* Begin MATERIAL PROVIDED *

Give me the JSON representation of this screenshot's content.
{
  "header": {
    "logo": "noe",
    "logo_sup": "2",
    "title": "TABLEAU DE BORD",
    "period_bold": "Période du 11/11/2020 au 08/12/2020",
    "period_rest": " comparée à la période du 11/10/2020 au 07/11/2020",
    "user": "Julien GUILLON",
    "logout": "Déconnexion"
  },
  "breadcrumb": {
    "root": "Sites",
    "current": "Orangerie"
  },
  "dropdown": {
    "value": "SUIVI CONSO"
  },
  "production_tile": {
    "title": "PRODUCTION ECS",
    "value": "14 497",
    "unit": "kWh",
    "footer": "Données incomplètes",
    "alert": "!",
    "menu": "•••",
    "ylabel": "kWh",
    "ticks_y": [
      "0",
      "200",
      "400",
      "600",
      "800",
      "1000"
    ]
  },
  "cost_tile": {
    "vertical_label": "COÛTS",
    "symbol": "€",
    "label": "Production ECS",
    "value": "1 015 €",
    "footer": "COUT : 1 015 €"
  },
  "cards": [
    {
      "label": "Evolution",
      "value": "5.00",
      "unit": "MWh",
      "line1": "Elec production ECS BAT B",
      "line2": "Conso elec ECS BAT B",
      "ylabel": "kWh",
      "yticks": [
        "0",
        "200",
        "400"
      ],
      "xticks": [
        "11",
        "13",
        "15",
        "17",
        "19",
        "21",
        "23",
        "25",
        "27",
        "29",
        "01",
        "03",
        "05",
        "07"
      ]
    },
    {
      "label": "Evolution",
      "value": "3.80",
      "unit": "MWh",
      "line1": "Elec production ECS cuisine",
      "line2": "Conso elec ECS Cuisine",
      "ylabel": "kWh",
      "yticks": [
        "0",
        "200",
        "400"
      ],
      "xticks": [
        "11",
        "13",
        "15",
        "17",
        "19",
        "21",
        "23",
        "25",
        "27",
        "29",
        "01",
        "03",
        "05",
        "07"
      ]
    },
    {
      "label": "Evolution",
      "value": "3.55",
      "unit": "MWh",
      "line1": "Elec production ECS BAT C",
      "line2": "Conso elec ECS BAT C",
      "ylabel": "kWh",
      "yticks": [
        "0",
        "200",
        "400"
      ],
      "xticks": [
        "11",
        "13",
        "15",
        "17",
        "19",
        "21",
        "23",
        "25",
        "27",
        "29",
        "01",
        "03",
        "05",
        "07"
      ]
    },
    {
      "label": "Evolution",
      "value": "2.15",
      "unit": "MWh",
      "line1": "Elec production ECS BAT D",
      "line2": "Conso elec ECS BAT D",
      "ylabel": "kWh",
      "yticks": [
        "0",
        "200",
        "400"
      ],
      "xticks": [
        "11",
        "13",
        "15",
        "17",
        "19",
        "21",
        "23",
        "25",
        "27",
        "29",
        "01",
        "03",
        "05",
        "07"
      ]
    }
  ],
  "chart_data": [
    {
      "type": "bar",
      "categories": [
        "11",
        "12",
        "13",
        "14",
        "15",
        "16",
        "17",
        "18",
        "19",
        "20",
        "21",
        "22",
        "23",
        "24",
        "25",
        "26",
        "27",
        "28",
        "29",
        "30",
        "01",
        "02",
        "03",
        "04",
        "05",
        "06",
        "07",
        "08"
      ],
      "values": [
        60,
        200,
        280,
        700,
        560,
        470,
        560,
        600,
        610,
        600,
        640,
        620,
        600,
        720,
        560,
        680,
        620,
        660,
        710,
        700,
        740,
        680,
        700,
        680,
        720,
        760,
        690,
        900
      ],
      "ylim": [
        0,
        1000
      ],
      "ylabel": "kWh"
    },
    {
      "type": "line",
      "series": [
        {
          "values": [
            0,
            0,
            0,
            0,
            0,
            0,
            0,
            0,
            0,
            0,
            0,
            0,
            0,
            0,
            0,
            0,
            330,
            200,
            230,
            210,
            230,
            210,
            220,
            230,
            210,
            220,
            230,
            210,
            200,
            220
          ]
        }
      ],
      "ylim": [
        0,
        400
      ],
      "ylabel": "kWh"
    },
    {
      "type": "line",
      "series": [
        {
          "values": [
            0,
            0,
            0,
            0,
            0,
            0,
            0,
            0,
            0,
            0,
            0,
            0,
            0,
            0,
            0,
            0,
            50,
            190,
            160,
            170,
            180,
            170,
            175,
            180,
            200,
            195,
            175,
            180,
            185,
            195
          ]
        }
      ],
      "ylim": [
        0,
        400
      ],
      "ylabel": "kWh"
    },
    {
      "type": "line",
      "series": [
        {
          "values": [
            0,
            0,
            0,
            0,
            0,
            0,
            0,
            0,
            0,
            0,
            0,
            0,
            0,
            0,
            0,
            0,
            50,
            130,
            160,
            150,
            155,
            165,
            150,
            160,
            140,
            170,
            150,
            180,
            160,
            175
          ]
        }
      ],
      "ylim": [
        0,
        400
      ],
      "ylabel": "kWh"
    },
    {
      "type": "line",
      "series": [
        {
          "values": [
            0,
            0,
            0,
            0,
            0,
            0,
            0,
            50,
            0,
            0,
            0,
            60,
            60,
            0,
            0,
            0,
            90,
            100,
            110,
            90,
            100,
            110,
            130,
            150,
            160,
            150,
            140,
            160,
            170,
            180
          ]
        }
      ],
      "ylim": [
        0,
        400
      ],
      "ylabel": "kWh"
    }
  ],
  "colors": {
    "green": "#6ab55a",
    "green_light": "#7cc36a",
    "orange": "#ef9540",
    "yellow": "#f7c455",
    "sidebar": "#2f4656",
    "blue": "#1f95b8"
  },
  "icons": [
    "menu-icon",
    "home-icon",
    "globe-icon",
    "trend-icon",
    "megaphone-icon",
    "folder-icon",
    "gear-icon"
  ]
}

* End MATERIAL PROVIDED *

_TO BE DONE:_ Transcribe the whole listing exactly.

_COMPLETE OUTPUT:_
Give me the JSON representation of this screenshot's content.
{
  "header": {
    "logo": "noe",
    "logo_sup": "2",
    "title": "TABLEAU DE BORD",
    "period_bold": "Période du 11/11/2020 au 08/12/2020",
    "period_rest": " comparée à la période du 11/10/2020 au 07/11/2020",
    "user": "Julien GUILLON",
    "logout": "Déconnexion"
  },
  "breadcrumb": {
    "root": "Sites",
    "current": "Orangerie"
  },
  "dropdown": {
    "value": "SUIVI CONSO"
  },
  "production_tile": {
    "title": "PRODUCTION ECS",
    "value": "14 497",
    "unit": "kWh",
    "footer": "Données incomplètes",
    "alert": "!",
    "menu": "•••",
    "ylabel": "kWh",
    "ticks_y": [
      "0",
      "200",
      "400",
      "600",
      "800",
      "1000"
    ]
  },
  "cost_tile": {
    "vertical_label": "COÛTS",
    "symbol": "€",
    "label": "Production ECS",
    "value": "1 015 €",
    "footer": "COUT : 1 015 €"
  },
  "cards": [
    {
      "label": "Evolution",
      "value": "5.00",
      "unit": "MWh",
      "line1": "Elec production ECS BAT B",
      "line2": "Conso elec ECS BAT B",
      "ylabel": "kWh",
      "yticks": [
        "0",
        "200",
        "400"
      ],
      "xticks": [
        "11",
        "13",
        "15",
        "17",
        "19",
        "21",
        "23",
        "25",
        "27",
        "29",
        "01",
        "03",
        "05",
        "07"
      ]
    },
    {
      "label": "Evolution",
      "value": "3.80",
      "unit": "MWh",
      "line1": "Elec production ECS cuisine",
      "line2": "Conso elec ECS Cuisine",
      "ylabel": "kWh",
      "yticks": [
        "0",
        "200",
        "400"
      ],
      "xticks": [
        "11",
        "13",
        "15",
        "17",
        "19",
        "21",
        "23",
        "25",
        "27",
        "29",
        "01",
        "03",
        "05",
        "07"
      ]
    },
    {
      "label": "Evolution",
      "value": "3.55",
      "unit": "MWh",
      "line1": "Elec production ECS BAT C",
      "line2": "Conso elec ECS BAT C",
      "ylabel": "kWh",
      "yticks": [
        "0",
        "200",
        "400"
      ],
      "xticks": [
        "11",
        "13",
        "15",
        "17",
        "19",
        "21",
        "23",
        "25",
        "27",
        "29",
        "01",
        "03",
        "05",
        "07"
      ]
    },
    {
      "label": "Evolution",
      "value": "2.15",
      "unit": "MWh",
      "line1": "Elec production ECS BAT D",
      "line2": "Conso elec ECS BAT D",
      "ylabel": "kWh",
      "yticks": [
        "0",
        "200",
        "400"
      ],
      "xticks": [
        "11",
        "13",
        "15",
        "17",
        "19",
        "21",
        "23",
        "25",
        "27",
        "29",
        "01",
        "03",
        "05",
        "07"
      ]
    }
  ],
  "chart_data": [
    {
      "type": "bar",
      "categories": [
        "11",
        "12",
        "13",
        "14",
        "15",
        "16",
        "17",
        "18",
        "19",
        "20",
        "21",
        "22",
        "23",
        "24",
        "25",
        "26",
        "27",
        "28",
        "29",
        "30",
        "01",
        "02",
        "03",
        "04",
        "05",
        "06",
        "07",
        "08"
      ],
      "values": [
        60,
        200,
        280,
        700,
        560,
        470,
        560,
        600,
        610,
        600,
        640,
        620,
        600,
        720,
        560,
        680,
        620,
        660,
        710,
        700,
        740,
        680,
        700,
        680,
        720,
        760,
        690,
        900
      ],
      "ylim": [
        0,
        1000
      ],
      "ylabel": "kWh"
    },
    {
      "type": "line",
      "series": [
        {
          "values": [
            0,
            0,
            0,
            0,
            0,
            0,
            0,
            0,
            0,
            0,
            0,
            0,
            0,
            0,
            0,
            0,
            330,
            200,
            230,
            210,
            230,
            210,
            220,
            230,
            210,
            220,
            230,
            210,
            200,
            220
          ]
        }
      ],
      "ylim": [
        0,
        400
      ],
      "ylabel": "kWh"
    },
    {
      "type": "line",
      "series": [
        {
          "values": [
            0,
            0,
            0,
            0,
            0,
            0,
            0,
            0,
            0,
            0,
            0,
            0,
            0,
            0,
            0,
            0,
            50,
            190,
            160,
            170,
            180,
            170,
            175,
            180,
            200,
            195,
            175,
            180,
            185,
            195
          ]
        }
      ],
      "ylim": [
        0,
        400
      ],
      "ylabel": "kWh"
    },
    {
      "type": "line",
      "series": [
        {
          "values": [
            0,
            0,
            0,
            0,
            0,
            0,
            0,
            0,
            0,
            0,
            0,
            0,
            0,
            0,
            0,
            0,
            50,
            130,
            160,
            150,
            155,
            165,
            150,
            160,
            140,
            170,
            150,
            180,
            160,
            175
          ]
        }
      ],
      "ylim": [
        0,
        400
      ],
      "ylabel": "kWh"
    },
    {
      "type": "line",
      "series": [
        {
          "values": [
            0,
            0,
            0,
            0,
            0,
            0,
            0,
            50,
            0,
            0,
            0,
            60,
            60,
            0,
            0,
            0,
            90,
            100,
            110,
            90,
            100,
            110,
            130,
            150,
            160,
            150,
            140,
            160,
            170,
            180
          ]
        }
      ],
      "ylim": [
        0,
        400
      ],
      "ylabel": "kWh"
    }
  ],
  "colors": {
    "green": "#6ab55a",
    "green_light": "#7cc36a",
    "orange": "#ef9540",
    "yellow": "#f7c455",
    "sidebar": "#2f4656",
    "blue": "#1f95b8"
  },
  "icons": [
    "menu-icon",
    "home-icon",
    "globe-icon",
    "trend-icon",
    "megaphone-icon",
    "folder-icon",
    "gear-icon"
  ]
}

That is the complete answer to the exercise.